▸ **Stored items from a collection**
____
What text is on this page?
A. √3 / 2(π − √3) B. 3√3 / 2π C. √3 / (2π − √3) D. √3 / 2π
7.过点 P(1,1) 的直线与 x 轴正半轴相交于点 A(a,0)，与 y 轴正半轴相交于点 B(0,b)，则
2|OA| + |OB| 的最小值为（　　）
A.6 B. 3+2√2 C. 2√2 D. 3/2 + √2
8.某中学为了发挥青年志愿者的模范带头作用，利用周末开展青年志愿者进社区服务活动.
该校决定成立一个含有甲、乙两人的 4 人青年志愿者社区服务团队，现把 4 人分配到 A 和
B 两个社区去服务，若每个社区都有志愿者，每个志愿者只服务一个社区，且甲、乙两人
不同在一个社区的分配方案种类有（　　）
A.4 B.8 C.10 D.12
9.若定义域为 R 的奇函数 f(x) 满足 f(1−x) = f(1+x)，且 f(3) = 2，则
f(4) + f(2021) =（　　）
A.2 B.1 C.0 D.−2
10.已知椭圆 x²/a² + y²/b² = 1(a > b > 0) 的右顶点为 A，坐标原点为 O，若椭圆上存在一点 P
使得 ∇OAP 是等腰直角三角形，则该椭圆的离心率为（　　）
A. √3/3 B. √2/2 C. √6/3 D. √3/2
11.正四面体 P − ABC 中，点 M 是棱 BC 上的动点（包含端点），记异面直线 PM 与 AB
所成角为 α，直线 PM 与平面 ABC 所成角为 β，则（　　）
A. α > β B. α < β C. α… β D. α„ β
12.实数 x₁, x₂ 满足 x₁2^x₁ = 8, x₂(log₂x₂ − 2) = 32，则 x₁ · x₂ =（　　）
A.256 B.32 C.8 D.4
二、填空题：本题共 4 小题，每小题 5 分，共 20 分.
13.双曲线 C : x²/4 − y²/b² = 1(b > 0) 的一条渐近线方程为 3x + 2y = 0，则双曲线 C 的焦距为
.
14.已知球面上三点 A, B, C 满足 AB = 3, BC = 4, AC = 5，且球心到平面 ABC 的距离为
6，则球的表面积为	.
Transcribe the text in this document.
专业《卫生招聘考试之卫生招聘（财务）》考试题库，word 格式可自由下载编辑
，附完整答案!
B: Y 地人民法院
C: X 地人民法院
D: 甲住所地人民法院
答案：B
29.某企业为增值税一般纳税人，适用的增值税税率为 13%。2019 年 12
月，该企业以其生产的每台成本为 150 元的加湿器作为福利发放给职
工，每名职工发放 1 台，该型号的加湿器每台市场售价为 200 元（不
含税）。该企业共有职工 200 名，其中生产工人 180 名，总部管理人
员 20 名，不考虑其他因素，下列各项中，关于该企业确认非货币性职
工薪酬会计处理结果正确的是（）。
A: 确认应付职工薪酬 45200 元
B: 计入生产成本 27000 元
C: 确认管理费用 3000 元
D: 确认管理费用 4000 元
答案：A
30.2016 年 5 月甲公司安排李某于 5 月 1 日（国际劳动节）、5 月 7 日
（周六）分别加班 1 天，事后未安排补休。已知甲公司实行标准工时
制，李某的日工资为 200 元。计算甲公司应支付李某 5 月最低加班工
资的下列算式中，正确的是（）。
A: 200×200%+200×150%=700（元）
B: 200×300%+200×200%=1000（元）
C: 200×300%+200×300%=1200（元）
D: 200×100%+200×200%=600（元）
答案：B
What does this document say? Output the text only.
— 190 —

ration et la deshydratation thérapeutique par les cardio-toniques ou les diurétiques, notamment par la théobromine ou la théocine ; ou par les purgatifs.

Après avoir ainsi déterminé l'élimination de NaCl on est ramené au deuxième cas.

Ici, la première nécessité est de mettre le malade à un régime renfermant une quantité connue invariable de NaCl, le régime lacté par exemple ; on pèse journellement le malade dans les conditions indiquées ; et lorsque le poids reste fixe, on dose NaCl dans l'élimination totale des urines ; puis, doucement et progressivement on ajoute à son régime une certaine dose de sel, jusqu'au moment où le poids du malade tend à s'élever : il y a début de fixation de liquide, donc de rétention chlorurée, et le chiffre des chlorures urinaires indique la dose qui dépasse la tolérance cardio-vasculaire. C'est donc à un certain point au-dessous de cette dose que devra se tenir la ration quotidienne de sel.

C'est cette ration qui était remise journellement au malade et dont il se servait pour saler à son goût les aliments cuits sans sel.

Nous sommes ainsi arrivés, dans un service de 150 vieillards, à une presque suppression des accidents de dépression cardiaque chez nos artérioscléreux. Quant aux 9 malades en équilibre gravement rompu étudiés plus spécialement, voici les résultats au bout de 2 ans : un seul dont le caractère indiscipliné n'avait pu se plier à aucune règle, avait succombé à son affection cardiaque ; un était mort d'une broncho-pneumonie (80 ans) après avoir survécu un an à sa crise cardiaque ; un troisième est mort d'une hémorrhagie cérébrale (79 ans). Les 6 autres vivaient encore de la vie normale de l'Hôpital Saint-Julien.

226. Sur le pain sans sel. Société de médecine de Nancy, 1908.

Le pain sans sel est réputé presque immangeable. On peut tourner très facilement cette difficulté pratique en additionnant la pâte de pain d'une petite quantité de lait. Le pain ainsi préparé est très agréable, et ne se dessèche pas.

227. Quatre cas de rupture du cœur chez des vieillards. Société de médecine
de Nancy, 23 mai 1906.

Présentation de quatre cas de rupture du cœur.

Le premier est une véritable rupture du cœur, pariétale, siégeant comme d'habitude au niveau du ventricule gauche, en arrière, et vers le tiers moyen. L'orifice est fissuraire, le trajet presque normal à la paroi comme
____
▸ **Work required**
Search the material above for "text". Pull out each line where it shows up.

▸ **The answer**
What text is on this page?
Transcribe the text in this document.
What does this document say? Output the text only.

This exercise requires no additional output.